Given entries ::
● ● ● ● ● ● ●

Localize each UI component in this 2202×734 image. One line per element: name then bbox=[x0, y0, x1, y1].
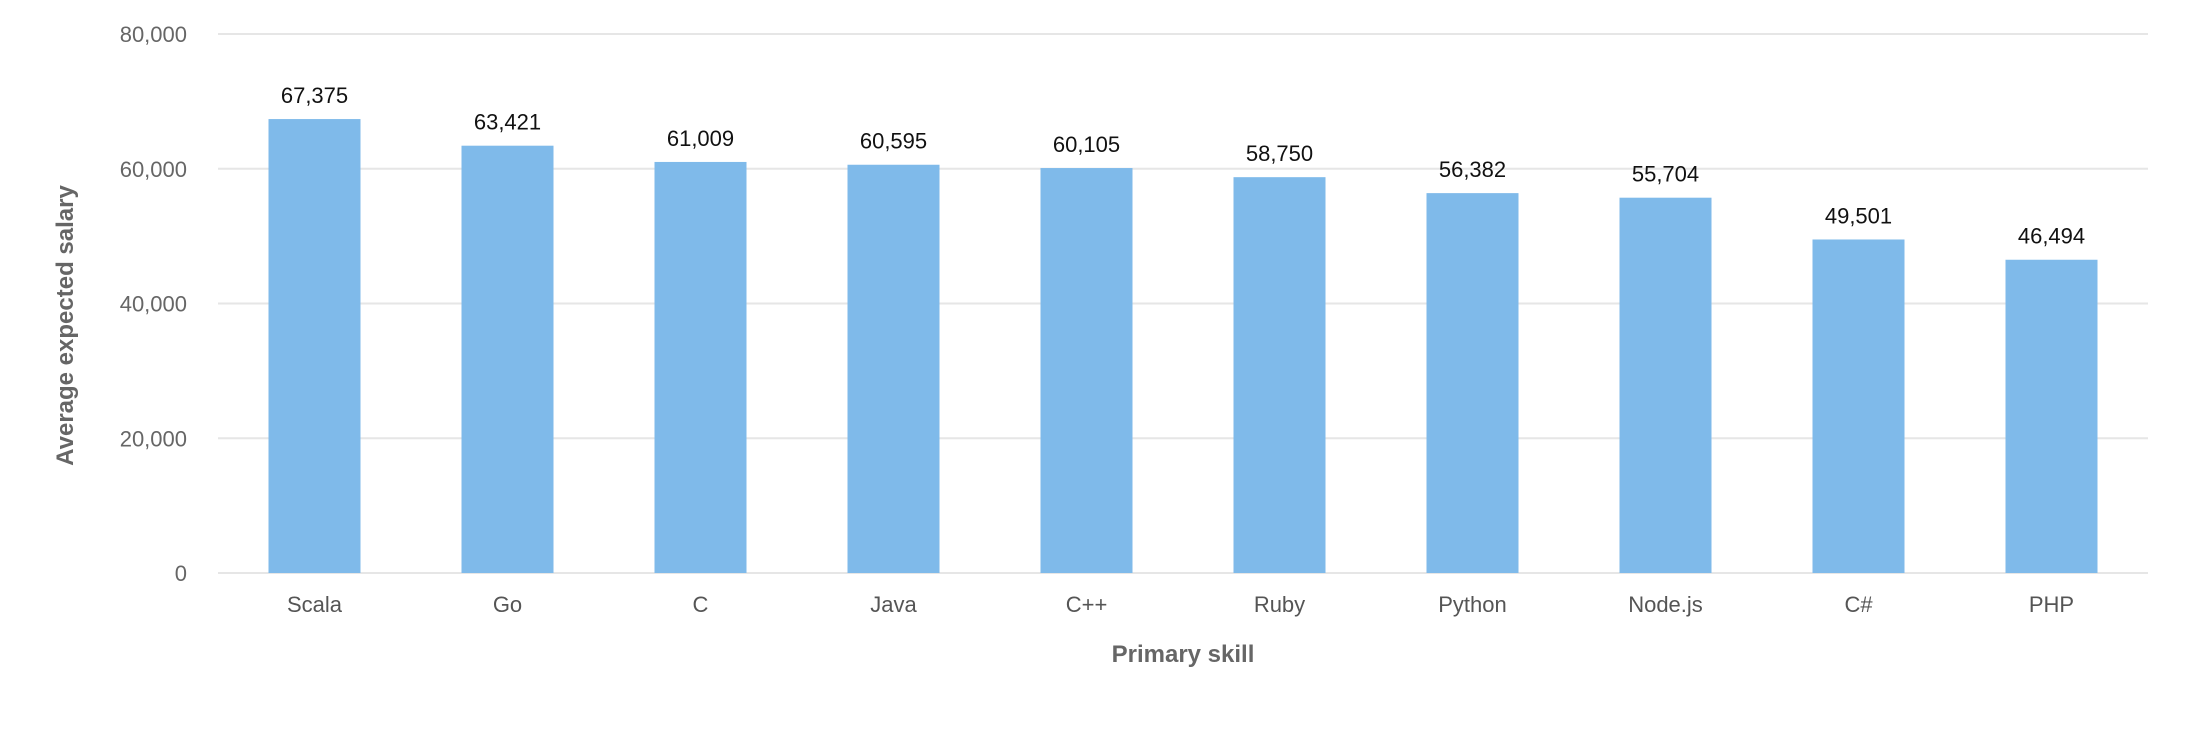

● ● ● ● ● ● ●

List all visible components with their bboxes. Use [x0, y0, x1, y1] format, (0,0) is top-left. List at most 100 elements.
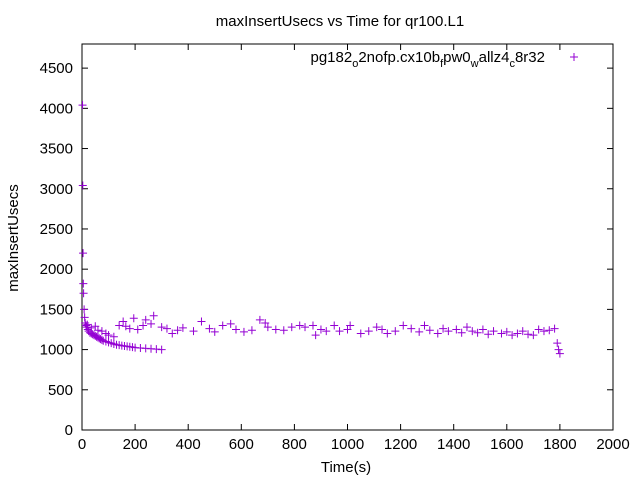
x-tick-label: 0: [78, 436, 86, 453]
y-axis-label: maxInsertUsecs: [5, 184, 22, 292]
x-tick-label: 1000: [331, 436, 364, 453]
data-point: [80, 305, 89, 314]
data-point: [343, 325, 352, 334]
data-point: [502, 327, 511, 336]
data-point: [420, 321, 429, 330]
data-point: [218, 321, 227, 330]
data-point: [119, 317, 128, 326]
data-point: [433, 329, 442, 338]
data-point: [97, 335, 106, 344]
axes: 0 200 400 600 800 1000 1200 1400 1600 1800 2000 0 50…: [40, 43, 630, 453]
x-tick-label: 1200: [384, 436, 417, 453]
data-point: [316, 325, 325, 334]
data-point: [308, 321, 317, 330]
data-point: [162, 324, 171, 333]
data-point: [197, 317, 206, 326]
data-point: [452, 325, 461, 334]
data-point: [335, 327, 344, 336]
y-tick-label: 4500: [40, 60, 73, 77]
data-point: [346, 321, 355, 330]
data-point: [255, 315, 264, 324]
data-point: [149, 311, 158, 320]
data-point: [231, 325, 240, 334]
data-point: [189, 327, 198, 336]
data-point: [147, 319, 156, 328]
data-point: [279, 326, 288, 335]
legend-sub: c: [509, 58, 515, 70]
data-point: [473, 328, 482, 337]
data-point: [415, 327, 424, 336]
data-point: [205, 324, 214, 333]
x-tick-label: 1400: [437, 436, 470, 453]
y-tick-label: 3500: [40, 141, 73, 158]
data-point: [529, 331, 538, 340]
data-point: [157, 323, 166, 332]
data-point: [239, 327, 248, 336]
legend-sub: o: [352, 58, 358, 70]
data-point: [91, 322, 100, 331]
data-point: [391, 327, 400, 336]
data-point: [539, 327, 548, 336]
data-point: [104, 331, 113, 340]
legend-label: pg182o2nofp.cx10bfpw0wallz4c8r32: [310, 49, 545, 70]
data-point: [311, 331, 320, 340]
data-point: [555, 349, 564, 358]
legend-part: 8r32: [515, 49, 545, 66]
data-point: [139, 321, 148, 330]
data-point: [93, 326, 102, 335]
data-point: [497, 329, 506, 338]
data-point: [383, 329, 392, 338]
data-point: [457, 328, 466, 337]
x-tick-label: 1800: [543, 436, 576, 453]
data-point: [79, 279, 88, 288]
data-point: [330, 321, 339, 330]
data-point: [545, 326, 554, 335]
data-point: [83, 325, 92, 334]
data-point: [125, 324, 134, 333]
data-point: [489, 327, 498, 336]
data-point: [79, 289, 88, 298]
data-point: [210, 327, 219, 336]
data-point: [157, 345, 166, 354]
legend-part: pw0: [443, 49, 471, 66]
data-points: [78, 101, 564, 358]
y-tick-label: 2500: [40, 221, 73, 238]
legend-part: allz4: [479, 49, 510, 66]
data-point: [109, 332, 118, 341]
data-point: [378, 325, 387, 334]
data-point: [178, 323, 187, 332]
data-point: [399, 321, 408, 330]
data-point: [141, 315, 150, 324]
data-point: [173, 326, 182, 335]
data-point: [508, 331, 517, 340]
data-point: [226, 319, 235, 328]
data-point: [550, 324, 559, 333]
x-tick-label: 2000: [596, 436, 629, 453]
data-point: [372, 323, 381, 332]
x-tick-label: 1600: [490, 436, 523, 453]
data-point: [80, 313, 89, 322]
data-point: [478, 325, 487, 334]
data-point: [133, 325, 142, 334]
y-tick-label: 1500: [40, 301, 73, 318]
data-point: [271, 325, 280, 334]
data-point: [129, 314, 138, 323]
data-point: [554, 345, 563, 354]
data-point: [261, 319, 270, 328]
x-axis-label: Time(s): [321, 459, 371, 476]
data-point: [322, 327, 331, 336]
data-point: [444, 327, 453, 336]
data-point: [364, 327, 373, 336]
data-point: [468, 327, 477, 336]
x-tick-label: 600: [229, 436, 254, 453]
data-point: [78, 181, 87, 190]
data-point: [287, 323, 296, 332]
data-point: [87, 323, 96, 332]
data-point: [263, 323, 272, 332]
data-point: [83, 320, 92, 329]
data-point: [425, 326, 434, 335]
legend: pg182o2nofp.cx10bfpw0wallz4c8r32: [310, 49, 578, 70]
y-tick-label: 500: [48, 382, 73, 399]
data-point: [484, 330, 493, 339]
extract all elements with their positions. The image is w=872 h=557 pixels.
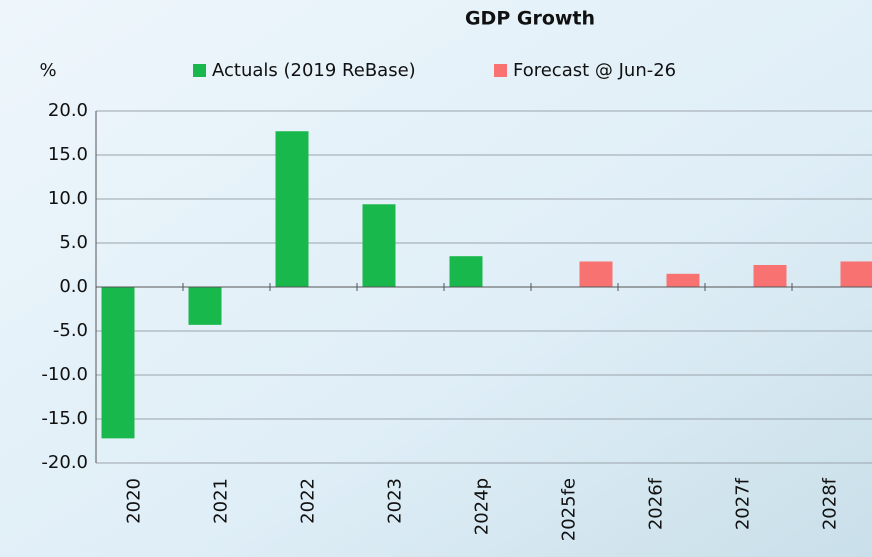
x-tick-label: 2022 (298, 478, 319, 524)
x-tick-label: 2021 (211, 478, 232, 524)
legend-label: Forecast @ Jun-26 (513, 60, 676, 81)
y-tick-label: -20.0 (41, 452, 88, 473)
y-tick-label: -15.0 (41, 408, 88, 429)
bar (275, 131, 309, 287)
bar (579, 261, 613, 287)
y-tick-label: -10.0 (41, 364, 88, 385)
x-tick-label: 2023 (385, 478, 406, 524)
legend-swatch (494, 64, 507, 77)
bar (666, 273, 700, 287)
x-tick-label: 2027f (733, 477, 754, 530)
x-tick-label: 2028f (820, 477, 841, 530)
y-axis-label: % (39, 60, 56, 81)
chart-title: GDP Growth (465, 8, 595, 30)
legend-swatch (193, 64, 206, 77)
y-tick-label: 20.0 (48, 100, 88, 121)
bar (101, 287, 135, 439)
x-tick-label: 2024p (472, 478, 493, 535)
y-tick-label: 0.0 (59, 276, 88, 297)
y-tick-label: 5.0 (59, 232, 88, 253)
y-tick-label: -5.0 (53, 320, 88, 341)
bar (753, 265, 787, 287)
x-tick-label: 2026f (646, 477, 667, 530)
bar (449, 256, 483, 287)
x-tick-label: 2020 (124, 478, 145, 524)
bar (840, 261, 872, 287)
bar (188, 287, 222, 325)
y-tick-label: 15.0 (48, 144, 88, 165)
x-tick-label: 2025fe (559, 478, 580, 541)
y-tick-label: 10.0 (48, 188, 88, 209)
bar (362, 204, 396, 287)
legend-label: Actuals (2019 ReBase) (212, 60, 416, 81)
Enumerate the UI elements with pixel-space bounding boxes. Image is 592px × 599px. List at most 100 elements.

● ● ● ● ● ● ●

Aim ::
Write out the data verbatim, starting at the line containing "List all visible" and ending at the line containing "data-point: [555, 349, 564, 358]", with both of those lines included. Omit the pictures from your answer.

Result of this task ::
List all visible components with their bboxes. Use [x0, y0, x1, y1] format, (0,0) is top-left. List at most 100 elements.
x-tick-label: 0: [78, 436, 86, 453]
y-axis-label: maxInsertUsecs: [5, 184, 22, 292]
x-tick-label: 1000: [331, 436, 364, 453]
data-point: [80, 305, 89, 314]
data-point: [343, 325, 352, 334]
data-point: [502, 327, 511, 336]
data-point: [420, 321, 429, 330]
data-point: [218, 321, 227, 330]
data-point: [119, 317, 128, 326]
data-point: [433, 329, 442, 338]
data-point: [97, 335, 106, 344]
axes: 0 200 400 600 800 1000 1200 1400 1600 1800 2000 0 50…: [40, 43, 630, 453]
x-tick-label: 1200: [384, 436, 417, 453]
data-point: [316, 325, 325, 334]
data-point: [308, 321, 317, 330]
data-point: [162, 324, 171, 333]
data-point: [197, 317, 206, 326]
data-point: [452, 325, 461, 334]
data-point: [335, 327, 344, 336]
y-tick-label: 4500: [40, 60, 73, 77]
data-point: [346, 321, 355, 330]
data-point: [255, 315, 264, 324]
data-point: [149, 311, 158, 320]
data-point: [231, 325, 240, 334]
data-point: [189, 327, 198, 336]
data-point: [147, 319, 156, 328]
data-point: [279, 326, 288, 335]
legend-sub: c: [509, 58, 515, 70]
data-point: [473, 328, 482, 337]
data-point: [415, 327, 424, 336]
data-point: [205, 324, 214, 333]
x-tick-label: 1400: [437, 436, 470, 453]
y-tick-label: 3500: [40, 141, 73, 158]
data-point: [529, 331, 538, 340]
data-point: [157, 323, 166, 332]
data-point: [239, 327, 248, 336]
legend-sub: o: [352, 58, 358, 70]
data-point: [91, 322, 100, 331]
data-point: [391, 327, 400, 336]
data-point: [539, 327, 548, 336]
data-point: [104, 331, 113, 340]
legend-label: pg182o2nofp.cx10bfpw0wallz4c8r32: [310, 49, 545, 70]
data-point: [311, 331, 320, 340]
data-point: [555, 349, 564, 358]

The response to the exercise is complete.